- **WORK REQUIRED**
Repeat every line of the material, character for character.

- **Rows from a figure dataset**
start
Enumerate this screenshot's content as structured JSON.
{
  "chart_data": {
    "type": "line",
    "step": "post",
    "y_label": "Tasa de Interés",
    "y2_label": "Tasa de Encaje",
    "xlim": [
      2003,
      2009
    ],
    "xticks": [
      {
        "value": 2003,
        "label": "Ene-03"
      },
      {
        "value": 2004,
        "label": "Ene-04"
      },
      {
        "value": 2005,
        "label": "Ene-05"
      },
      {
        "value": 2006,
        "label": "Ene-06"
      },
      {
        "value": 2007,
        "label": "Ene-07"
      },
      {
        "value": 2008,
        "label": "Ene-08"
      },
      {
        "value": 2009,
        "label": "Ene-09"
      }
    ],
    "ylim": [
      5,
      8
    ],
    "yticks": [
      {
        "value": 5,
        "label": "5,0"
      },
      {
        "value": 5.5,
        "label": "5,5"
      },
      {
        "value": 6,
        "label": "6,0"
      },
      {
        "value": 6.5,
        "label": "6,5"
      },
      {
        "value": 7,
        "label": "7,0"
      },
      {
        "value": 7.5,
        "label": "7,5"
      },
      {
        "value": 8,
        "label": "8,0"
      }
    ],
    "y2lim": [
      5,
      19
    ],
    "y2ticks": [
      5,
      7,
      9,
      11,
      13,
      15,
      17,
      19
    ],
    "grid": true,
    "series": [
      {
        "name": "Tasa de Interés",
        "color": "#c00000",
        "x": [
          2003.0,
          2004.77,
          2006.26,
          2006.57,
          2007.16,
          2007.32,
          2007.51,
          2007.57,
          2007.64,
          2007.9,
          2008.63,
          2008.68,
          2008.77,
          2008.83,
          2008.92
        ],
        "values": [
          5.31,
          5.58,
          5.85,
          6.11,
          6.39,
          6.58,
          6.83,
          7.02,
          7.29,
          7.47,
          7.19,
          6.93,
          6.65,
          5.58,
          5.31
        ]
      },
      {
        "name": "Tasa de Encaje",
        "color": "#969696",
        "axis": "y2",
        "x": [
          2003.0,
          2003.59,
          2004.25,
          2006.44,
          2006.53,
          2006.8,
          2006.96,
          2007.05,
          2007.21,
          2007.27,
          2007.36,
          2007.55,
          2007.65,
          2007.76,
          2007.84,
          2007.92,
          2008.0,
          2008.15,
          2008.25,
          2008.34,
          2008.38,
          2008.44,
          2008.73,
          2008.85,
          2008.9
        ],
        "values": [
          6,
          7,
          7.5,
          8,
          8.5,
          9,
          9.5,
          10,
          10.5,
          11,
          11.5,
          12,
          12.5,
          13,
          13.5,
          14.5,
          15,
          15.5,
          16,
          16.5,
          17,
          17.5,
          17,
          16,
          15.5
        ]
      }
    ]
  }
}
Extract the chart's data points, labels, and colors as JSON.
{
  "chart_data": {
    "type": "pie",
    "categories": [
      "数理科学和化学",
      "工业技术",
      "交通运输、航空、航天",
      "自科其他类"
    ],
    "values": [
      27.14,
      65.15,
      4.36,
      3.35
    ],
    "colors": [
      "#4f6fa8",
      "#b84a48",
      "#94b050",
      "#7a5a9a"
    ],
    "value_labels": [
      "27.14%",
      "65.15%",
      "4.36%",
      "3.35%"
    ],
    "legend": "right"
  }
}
end
- **CORRECT ANSWER**
Enumerate this screenshot's content as structured JSON.
{
  "chart_data": {
    "type": "line",
    "step": "post",
    "y_label": "Tasa de Interés",
    "y2_label": "Tasa de Encaje",
    "xlim": [
      2003,
      2009
    ],
    "xticks": [
      {
        "value": 2003,
        "label": "Ene-03"
      },
      {
        "value": 2004,
        "label": "Ene-04"
      },
      {
        "value": 2005,
        "label": "Ene-05"
      },
      {
        "value": 2006,
        "label": "Ene-06"
      },
      {
        "value": 2007,
        "label": "Ene-07"
      },
      {
        "value": 2008,
        "label": "Ene-08"
      },
      {
        "value": 2009,
        "label": "Ene-09"
      }
    ],
    "ylim": [
      5,
      8
    ],
    "yticks": [
      {
        "value": 5,
        "label": "5,0"
      },
      {
        "value": 5.5,
        "label": "5,5"
      },
      {
        "value": 6,
        "label": "6,0"
      },
      {
        "value": 6.5,
        "label": "6,5"
      },
      {
        "value": 7,
        "label": "7,0"
      },
      {
        "value": 7.5,
        "label": "7,5"
      },
      {
        "value": 8,
        "label": "8,0"
      }
    ],
    "y2lim": [
      5,
      19
    ],
    "y2ticks": [
      5,
      7,
      9,
      11,
      13,
      15,
      17,
      19
    ],
    "grid": true,
    "series": [
      {
        "name": "Tasa de Interés",
        "color": "#c00000",
        "x": [
          2003.0,
          2004.77,
          2006.26,
          2006.57,
          2007.16,
          2007.32,
          2007.51,
          2007.57,
          2007.64,
          2007.9,
          2008.63,
          2008.68,
          2008.77,
          2008.83,
          2008.92
        ],
        "values": [
          5.31,
          5.58,
          5.85,
          6.11,
          6.39,
          6.58,
          6.83,
          7.02,
          7.29,
          7.47,
          7.19,
          6.93,
          6.65,
          5.58,
          5.31
        ]
      },
      {
        "name": "Tasa de Encaje",
        "color": "#969696",
        "axis": "y2",
        "x": [
          2003.0,
          2003.59,
          2004.25,
          2006.44,
          2006.53,
          2006.8,
          2006.96,
          2007.05,
          2007.21,
          2007.27,
          2007.36,
          2007.55,
          2007.65,
          2007.76,
          2007.84,
          2007.92,
          2008.0,
          2008.15,
          2008.25,
          2008.34,
          2008.38,
          2008.44,
          2008.73,
          2008.85,
          2008.9
        ],
        "values": [
          6,
          7,
          7.5,
          8,
          8.5,
          9,
          9.5,
          10,
          10.5,
          11,
          11.5,
          12,
          12.5,
          13,
          13.5,
          14.5,
          15,
          15.5,
          16,
          16.5,
          17,
          17.5,
          17,
          16,
          15.5
        ]
      }
    ]
  }
}
Extract the chart's data points, labels, and colors as JSON.
{
  "chart_data": {
    "type": "pie",
    "categories": [
      "数理科学和化学",
      "工业技术",
      "交通运输、航空、航天",
      "自科其他类"
    ],
    "values": [
      27.14,
      65.15,
      4.36,
      3.35
    ],
    "colors": [
      "#4f6fa8",
      "#b84a48",
      "#94b050",
      "#7a5a9a"
    ],
    "value_labels": [
      "27.14%",
      "65.15%",
      "4.36%",
      "3.35%"
    ],
    "legend": "right"
  }
}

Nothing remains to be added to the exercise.